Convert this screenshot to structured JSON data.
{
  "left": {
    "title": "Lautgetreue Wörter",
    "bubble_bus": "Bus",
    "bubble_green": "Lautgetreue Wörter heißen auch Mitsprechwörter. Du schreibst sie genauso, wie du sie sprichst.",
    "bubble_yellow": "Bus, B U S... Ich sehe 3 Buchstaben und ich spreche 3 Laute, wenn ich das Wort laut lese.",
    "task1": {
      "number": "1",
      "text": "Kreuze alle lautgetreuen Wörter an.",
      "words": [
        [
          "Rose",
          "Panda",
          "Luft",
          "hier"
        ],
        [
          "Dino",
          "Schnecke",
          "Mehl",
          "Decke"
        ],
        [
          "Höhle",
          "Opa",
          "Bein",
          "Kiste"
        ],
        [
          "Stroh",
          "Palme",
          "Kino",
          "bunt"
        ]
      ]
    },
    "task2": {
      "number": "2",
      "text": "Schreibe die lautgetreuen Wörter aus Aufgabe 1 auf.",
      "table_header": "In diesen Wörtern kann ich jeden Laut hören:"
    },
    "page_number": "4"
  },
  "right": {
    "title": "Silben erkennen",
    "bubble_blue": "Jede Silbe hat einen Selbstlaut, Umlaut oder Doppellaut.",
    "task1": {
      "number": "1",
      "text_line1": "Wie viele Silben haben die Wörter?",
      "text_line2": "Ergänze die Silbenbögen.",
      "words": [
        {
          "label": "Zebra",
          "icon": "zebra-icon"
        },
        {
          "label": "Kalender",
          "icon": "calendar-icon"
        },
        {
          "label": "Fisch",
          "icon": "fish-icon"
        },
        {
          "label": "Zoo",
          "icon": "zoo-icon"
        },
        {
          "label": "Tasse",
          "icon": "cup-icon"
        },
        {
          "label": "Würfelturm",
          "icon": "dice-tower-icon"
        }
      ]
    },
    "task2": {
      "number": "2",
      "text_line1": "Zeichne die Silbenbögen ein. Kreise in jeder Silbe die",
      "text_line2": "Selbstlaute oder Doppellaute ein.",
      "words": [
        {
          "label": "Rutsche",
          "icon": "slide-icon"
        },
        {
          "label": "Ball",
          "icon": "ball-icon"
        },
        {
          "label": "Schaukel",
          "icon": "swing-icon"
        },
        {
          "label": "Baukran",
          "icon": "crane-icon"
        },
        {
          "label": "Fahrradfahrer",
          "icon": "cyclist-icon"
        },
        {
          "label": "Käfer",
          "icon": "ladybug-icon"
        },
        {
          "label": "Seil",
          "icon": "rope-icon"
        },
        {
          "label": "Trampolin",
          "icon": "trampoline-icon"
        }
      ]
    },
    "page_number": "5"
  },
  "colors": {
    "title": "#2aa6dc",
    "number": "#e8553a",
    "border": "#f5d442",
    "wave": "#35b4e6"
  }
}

--------------------------------

**WORK REQUIRED**.
Transcribe the records above exactly as they appear.

**SOLUTION BELOW**.
Convert this screenshot to structured JSON data.
{
  "left": {
    "title": "Lautgetreue Wörter",
    "bubble_bus": "Bus",
    "bubble_green": "Lautgetreue Wörter heißen auch Mitsprechwörter. Du schreibst sie genauso, wie du sie sprichst.",
    "bubble_yellow": "Bus, B U S... Ich sehe 3 Buchstaben und ich spreche 3 Laute, wenn ich das Wort laut lese.",
    "task1": {
      "number": "1",
      "text": "Kreuze alle lautgetreuen Wörter an.",
      "words": [
        [
          "Rose",
          "Panda",
          "Luft",
          "hier"
        ],
        [
          "Dino",
          "Schnecke",
          "Mehl",
          "Decke"
        ],
        [
          "Höhle",
          "Opa",
          "Bein",
          "Kiste"
        ],
        [
          "Stroh",
          "Palme",
          "Kino",
          "bunt"
        ]
      ]
    },
    "task2": {
      "number": "2",
      "text": "Schreibe die lautgetreuen Wörter aus Aufgabe 1 auf.",
      "table_header": "In diesen Wörtern kann ich jeden Laut hören:"
    },
    "page_number": "4"
  },
  "right": {
    "title": "Silben erkennen",
    "bubble_blue": "Jede Silbe hat einen Selbstlaut, Umlaut oder Doppellaut.",
    "task1": {
      "number": "1",
      "text_line1": "Wie viele Silben haben die Wörter?",
      "text_line2": "Ergänze die Silbenbögen.",
      "words": [
        {
          "label": "Zebra",
          "icon": "zebra-icon"
        },
        {
          "label": "Kalender",
          "icon": "calendar-icon"
        },
        {
          "label": "Fisch",
          "icon": "fish-icon"
        },
        {
          "label": "Zoo",
          "icon": "zoo-icon"
        },
        {
          "label": "Tasse",
          "icon": "cup-icon"
        },
        {
          "label": "Würfelturm",
          "icon": "dice-tower-icon"
        }
      ]
    },
    "task2": {
      "number": "2",
      "text_line1": "Zeichne die Silbenbögen ein. Kreise in jeder Silbe die",
      "text_line2": "Selbstlaute oder Doppellaute ein.",
      "words": [
        {
          "label": "Rutsche",
          "icon": "slide-icon"
        },
        {
          "label": "Ball",
          "icon": "ball-icon"
        },
        {
          "label": "Schaukel",
          "icon": "swing-icon"
        },
        {
          "label": "Baukran",
          "icon": "crane-icon"
        },
        {
          "label": "Fahrradfahrer",
          "icon": "cyclist-icon"
        },
        {
          "label": "Käfer",
          "icon": "ladybug-icon"
        },
        {
          "label": "Seil",
          "icon": "rope-icon"
        },
        {
          "label": "Trampolin",
          "icon": "trampoline-icon"
        }
      ]
    },
    "page_number": "5"
  },
  "colors": {
    "title": "#2aa6dc",
    "number": "#e8553a",
    "border": "#f5d442",
    "wave": "#35b4e6"
  }
}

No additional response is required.